## The exercise
Quote the records below in full, exactly as given, with the images taken out.

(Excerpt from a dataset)

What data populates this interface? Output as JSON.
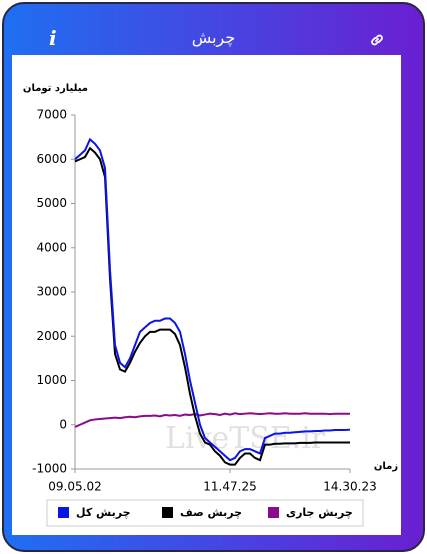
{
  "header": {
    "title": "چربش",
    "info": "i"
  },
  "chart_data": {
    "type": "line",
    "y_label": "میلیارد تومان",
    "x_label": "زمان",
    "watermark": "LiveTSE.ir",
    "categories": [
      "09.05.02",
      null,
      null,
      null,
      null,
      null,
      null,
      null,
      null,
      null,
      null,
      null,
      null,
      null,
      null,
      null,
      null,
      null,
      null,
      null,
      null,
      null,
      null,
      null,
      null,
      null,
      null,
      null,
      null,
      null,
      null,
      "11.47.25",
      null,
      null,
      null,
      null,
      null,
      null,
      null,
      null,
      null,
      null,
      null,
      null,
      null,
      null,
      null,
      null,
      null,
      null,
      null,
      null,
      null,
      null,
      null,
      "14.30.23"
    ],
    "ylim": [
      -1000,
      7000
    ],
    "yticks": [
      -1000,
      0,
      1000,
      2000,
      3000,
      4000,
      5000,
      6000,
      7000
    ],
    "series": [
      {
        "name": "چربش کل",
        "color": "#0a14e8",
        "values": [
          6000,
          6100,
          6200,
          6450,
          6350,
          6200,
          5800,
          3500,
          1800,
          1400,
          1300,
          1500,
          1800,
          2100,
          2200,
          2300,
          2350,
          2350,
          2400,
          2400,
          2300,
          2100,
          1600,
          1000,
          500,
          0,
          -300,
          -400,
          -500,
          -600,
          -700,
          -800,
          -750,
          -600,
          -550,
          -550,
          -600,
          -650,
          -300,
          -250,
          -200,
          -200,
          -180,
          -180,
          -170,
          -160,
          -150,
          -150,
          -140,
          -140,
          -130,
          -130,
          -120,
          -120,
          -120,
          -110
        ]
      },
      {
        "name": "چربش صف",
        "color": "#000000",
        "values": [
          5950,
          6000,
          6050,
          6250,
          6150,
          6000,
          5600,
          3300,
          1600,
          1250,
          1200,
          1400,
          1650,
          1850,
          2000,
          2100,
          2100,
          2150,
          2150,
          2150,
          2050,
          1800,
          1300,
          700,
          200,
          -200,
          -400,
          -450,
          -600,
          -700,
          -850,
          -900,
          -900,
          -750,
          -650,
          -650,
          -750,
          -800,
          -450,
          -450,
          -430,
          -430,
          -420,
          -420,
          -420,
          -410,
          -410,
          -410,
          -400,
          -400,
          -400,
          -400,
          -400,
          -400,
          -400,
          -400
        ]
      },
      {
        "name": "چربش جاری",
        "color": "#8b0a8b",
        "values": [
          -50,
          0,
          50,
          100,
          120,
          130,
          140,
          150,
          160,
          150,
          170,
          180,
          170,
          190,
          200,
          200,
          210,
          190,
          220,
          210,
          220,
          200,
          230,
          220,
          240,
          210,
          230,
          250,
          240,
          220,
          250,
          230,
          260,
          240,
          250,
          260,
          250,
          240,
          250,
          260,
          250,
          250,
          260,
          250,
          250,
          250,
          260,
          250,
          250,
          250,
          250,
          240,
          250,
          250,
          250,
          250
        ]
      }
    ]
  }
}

## Correct output
What data populates this interface? Output as JSON.
{
  "header": {
    "title": "چربش",
    "info": "i"
  },
  "chart_data": {
    "type": "line",
    "y_label": "میلیارد تومان",
    "x_label": "زمان",
    "watermark": "LiveTSE.ir",
    "categories": [
      "09.05.02",
      null,
      null,
      null,
      null,
      null,
      null,
      null,
      null,
      null,
      null,
      null,
      null,
      null,
      null,
      null,
      null,
      null,
      null,
      null,
      null,
      null,
      null,
      null,
      null,
      null,
      null,
      null,
      null,
      null,
      null,
      "11.47.25",
      null,
      null,
      null,
      null,
      null,
      null,
      null,
      null,
      null,
      null,
      null,
      null,
      null,
      null,
      null,
      null,
      null,
      null,
      null,
      null,
      null,
      null,
      null,
      "14.30.23"
    ],
    "ylim": [
      -1000,
      7000
    ],
    "yticks": [
      -1000,
      0,
      1000,
      2000,
      3000,
      4000,
      5000,
      6000,
      7000
    ],
    "series": [
      {
        "name": "چربش کل",
        "color": "#0a14e8",
        "values": [
          6000,
          6100,
          6200,
          6450,
          6350,
          6200,
          5800,
          3500,
          1800,
          1400,
          1300,
          1500,
          1800,
          2100,
          2200,
          2300,
          2350,
          2350,
          2400,
          2400,
          2300,
          2100,
          1600,
          1000,
          500,
          0,
          -300,
          -400,
          -500,
          -600,
          -700,
          -800,
          -750,
          -600,
          -550,
          -550,
          -600,
          -650,
          -300,
          -250,
          -200,
          -200,
          -180,
          -180,
          -170,
          -160,
          -150,
          -150,
          -140,
          -140,
          -130,
          -130,
          -120,
          -120,
          -120,
          -110
        ]
      },
      {
        "name": "چربش صف",
        "color": "#000000",
        "values": [
          5950,
          6000,
          6050,
          6250,
          6150,
          6000,
          5600,
          3300,
          1600,
          1250,
          1200,
          1400,
          1650,
          1850,
          2000,
          2100,
          2100,
          2150,
          2150,
          2150,
          2050,
          1800,
          1300,
          700,
          200,
          -200,
          -400,
          -450,
          -600,
          -700,
          -850,
          -900,
          -900,
          -750,
          -650,
          -650,
          -750,
          -800,
          -450,
          -450,
          -430,
          -430,
          -420,
          -420,
          -420,
          -410,
          -410,
          -410,
          -400,
          -400,
          -400,
          -400,
          -400,
          -400,
          -400,
          -400
        ]
      },
      {
        "name": "چربش جاری",
        "color": "#8b0a8b",
        "values": [
          -50,
          0,
          50,
          100,
          120,
          130,
          140,
          150,
          160,
          150,
          170,
          180,
          170,
          190,
          200,
          200,
          210,
          190,
          220,
          210,
          220,
          200,
          230,
          220,
          240,
          210,
          230,
          250,
          240,
          220,
          250,
          230,
          260,
          240,
          250,
          260,
          250,
          240,
          250,
          260,
          250,
          250,
          260,
          250,
          250,
          250,
          260,
          250,
          250,
          250,
          250,
          240,
          250,
          250,
          250,
          250
        ]
      }
    ]
  }
}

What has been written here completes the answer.